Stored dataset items
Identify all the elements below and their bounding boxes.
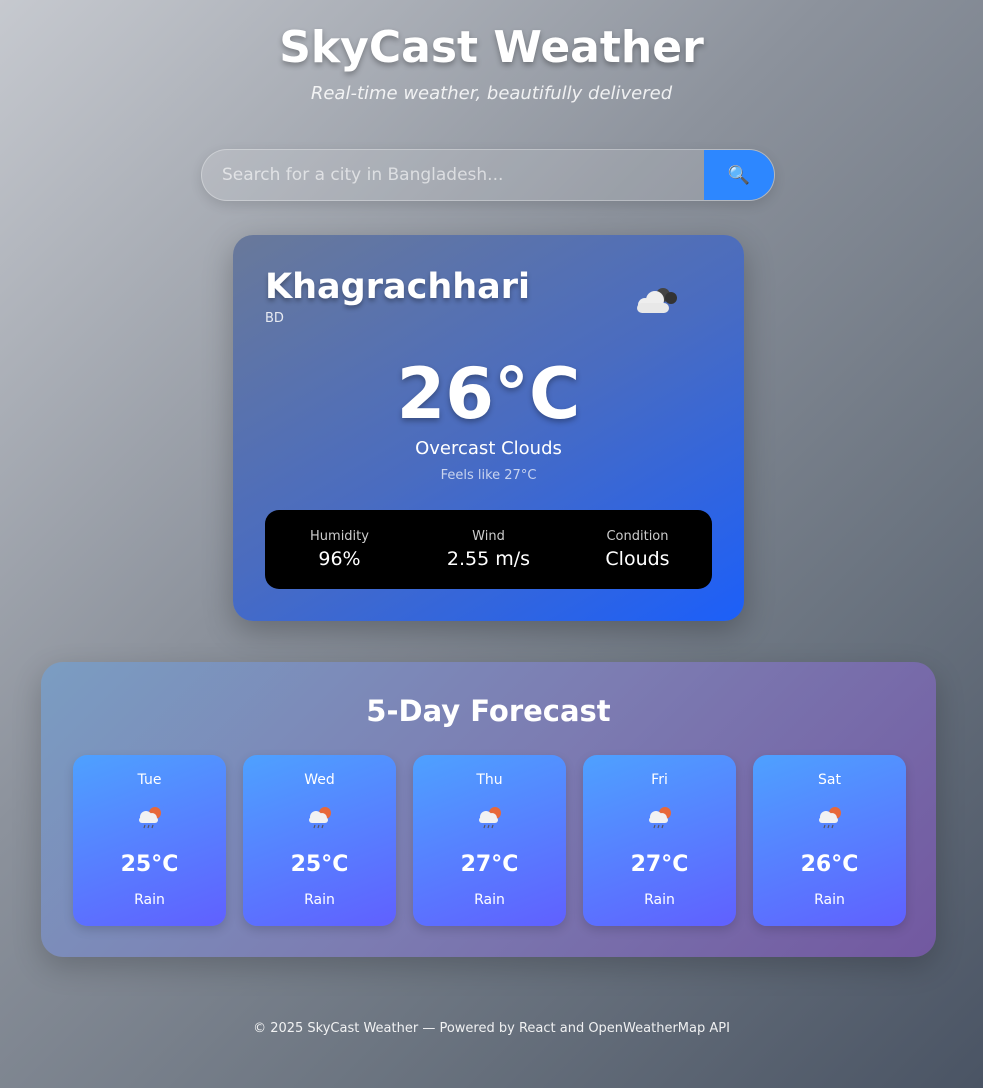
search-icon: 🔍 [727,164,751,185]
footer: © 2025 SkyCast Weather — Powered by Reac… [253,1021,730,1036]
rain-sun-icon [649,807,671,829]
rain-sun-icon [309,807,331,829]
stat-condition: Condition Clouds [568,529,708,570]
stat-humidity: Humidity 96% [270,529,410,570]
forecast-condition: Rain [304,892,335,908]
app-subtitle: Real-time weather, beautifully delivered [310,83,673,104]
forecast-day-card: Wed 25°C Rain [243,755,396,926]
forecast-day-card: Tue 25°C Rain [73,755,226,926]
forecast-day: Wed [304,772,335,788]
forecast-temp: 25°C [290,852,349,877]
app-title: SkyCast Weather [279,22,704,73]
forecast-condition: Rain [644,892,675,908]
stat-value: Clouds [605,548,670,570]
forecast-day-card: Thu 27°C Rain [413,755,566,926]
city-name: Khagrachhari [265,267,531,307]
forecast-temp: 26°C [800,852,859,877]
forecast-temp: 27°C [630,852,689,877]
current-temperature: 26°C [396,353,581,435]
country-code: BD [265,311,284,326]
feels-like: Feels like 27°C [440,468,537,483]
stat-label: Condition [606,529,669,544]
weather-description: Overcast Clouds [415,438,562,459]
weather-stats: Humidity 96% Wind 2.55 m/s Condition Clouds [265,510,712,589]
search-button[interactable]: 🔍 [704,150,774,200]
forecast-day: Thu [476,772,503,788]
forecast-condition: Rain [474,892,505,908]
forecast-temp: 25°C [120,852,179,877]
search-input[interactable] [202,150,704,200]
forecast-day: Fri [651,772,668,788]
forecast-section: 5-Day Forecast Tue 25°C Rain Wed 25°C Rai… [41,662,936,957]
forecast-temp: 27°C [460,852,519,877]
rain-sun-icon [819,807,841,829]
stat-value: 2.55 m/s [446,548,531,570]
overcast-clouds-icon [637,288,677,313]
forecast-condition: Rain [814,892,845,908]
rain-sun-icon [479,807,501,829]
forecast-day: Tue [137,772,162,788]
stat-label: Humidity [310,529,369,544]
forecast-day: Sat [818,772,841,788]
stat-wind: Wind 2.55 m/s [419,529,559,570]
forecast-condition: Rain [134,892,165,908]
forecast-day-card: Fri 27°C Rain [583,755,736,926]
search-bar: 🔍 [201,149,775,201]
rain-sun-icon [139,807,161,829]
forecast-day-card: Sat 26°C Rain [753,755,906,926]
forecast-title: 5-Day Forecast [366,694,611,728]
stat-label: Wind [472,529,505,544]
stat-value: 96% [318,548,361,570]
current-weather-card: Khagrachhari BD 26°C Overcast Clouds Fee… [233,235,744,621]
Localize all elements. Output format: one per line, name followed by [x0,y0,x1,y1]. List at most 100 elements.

---

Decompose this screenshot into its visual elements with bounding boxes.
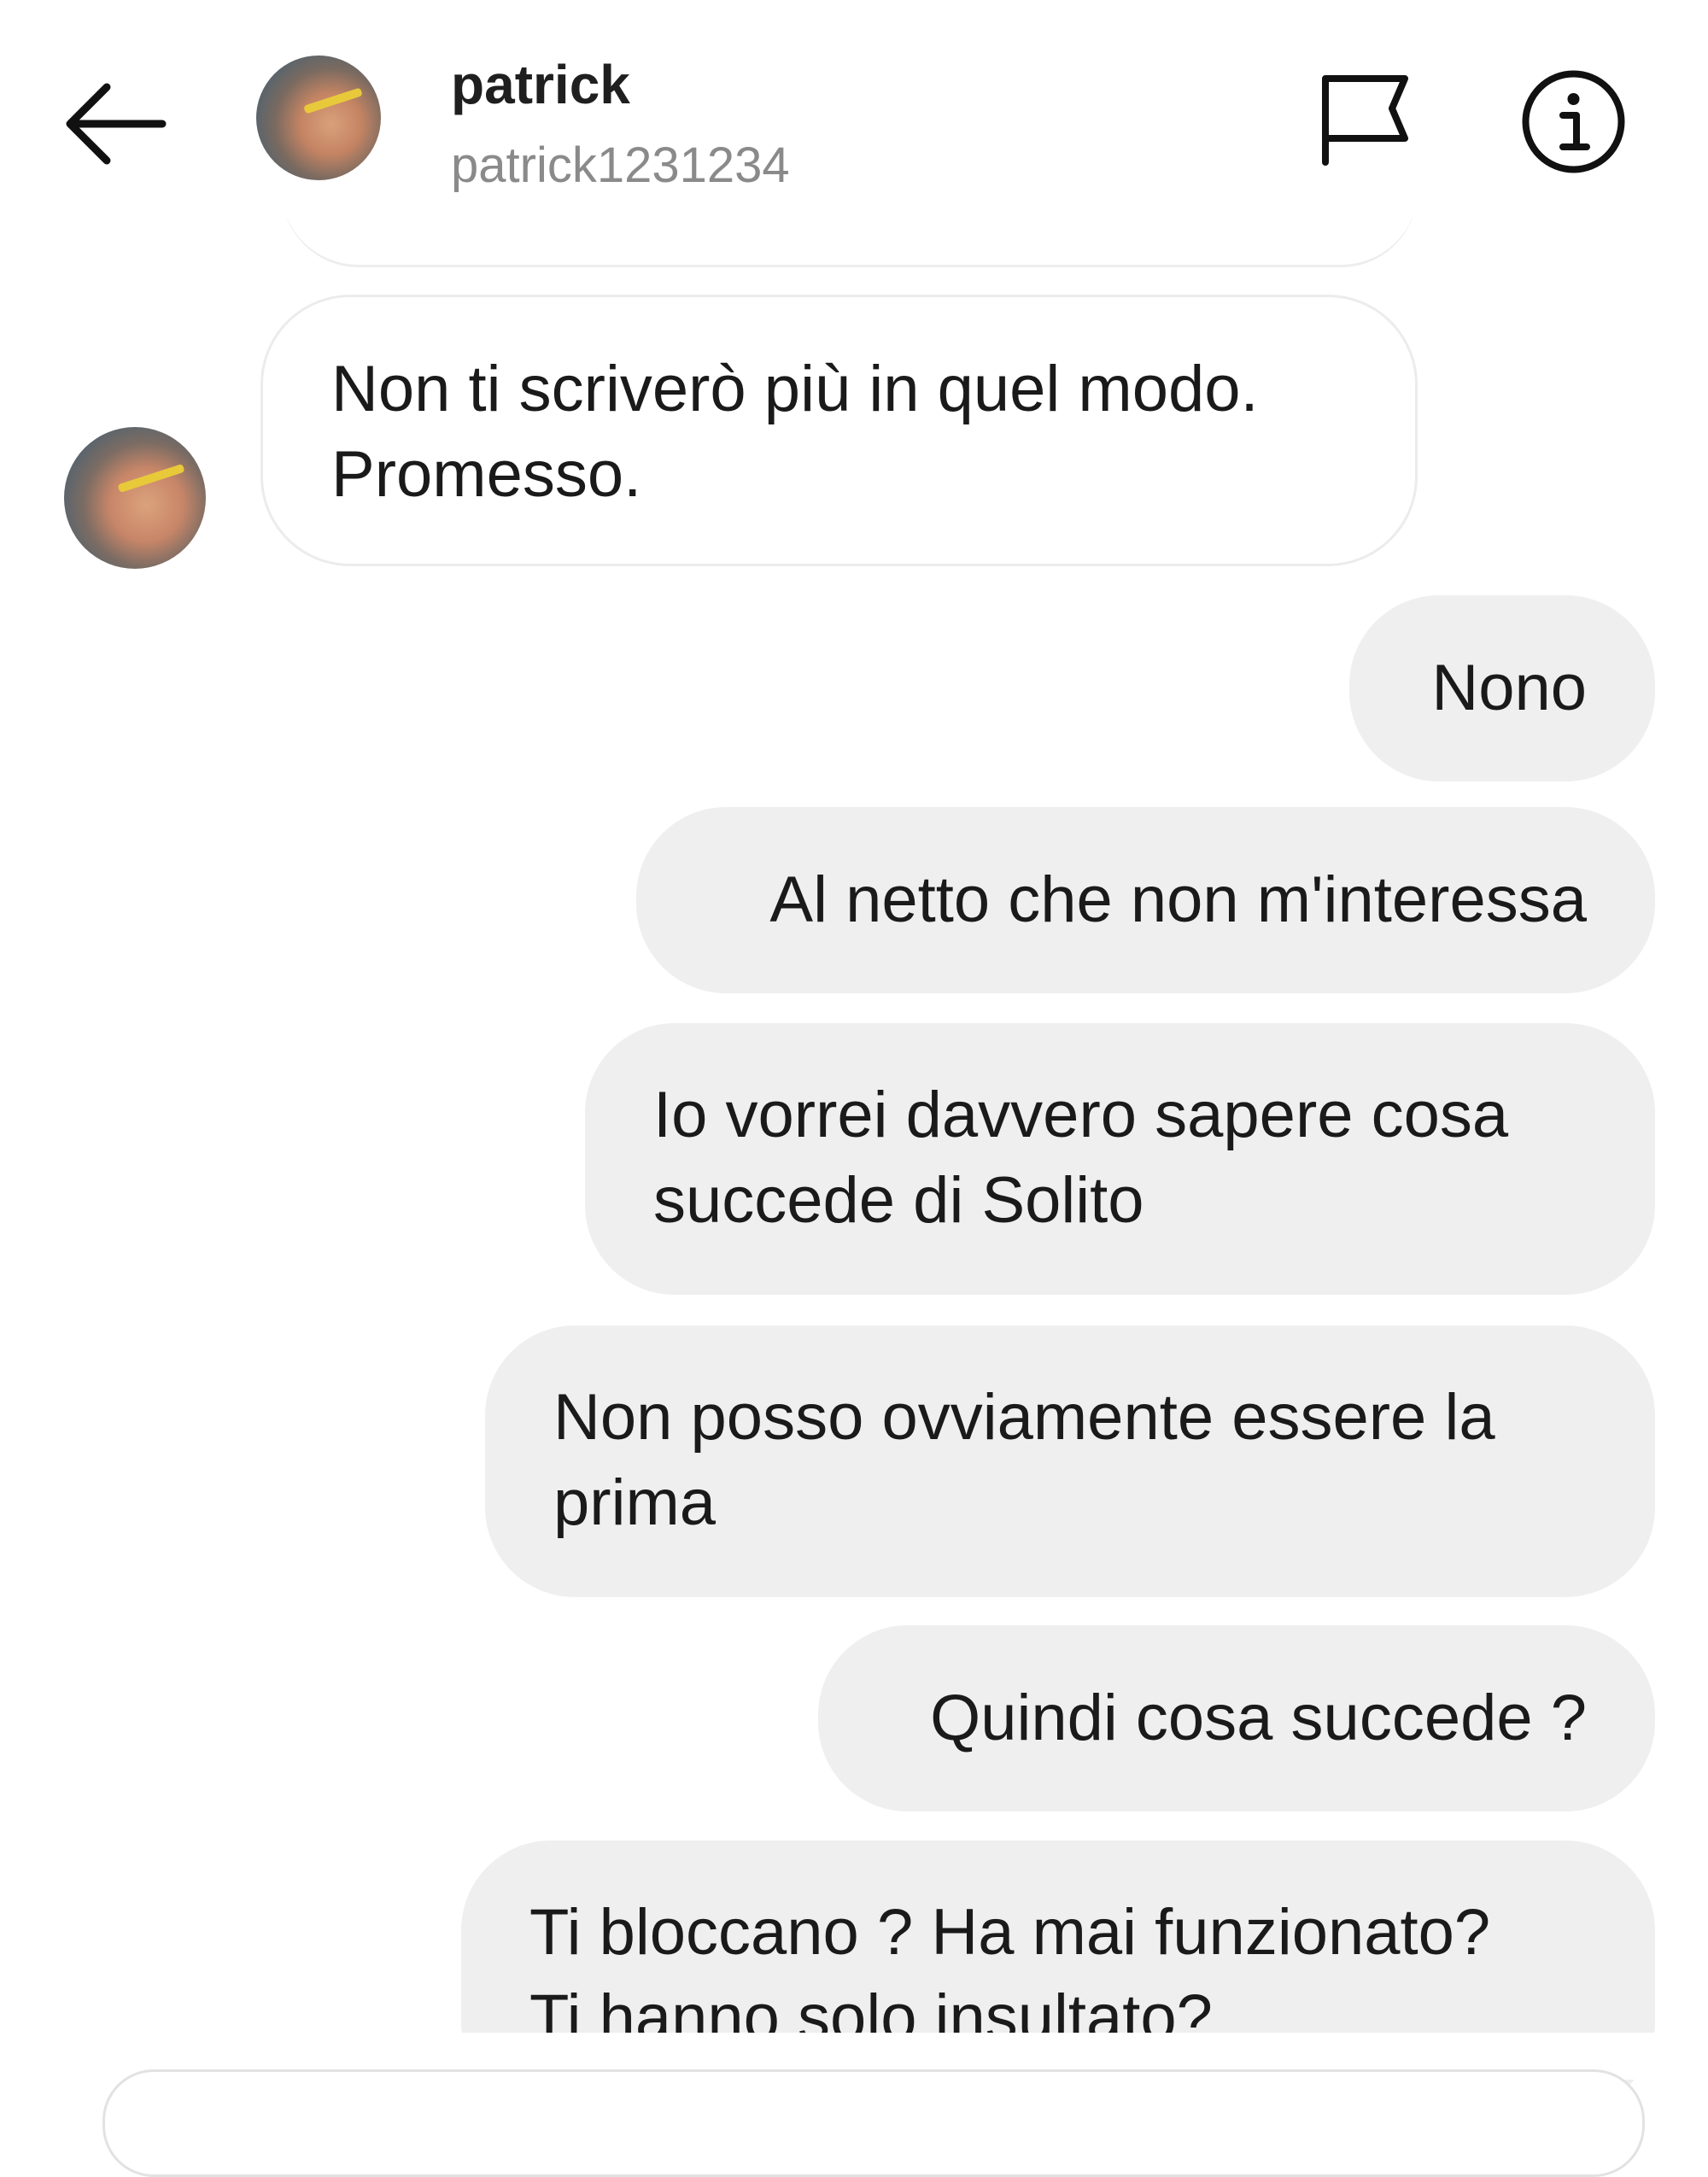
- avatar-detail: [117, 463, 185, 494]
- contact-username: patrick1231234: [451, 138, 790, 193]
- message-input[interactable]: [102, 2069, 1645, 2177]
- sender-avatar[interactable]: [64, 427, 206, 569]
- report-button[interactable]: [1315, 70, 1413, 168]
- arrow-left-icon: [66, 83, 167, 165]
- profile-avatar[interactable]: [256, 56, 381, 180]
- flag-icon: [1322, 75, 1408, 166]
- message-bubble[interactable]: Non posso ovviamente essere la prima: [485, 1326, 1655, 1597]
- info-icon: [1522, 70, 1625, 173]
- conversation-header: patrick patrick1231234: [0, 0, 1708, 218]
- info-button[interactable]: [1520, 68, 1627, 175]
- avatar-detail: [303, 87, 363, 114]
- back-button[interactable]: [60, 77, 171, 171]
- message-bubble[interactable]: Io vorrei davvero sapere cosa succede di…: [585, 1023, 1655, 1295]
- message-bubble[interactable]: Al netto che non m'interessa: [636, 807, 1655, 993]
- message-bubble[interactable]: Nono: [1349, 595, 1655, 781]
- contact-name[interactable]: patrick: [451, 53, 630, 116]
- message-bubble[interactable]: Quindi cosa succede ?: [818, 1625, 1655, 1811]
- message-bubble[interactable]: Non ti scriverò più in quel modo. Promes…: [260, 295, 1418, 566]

## GOAL OF THE EXERCISE
How many lines in the records contain the string "SkyCast"? Reply with the number alone.

## OUTPUT BELOW
2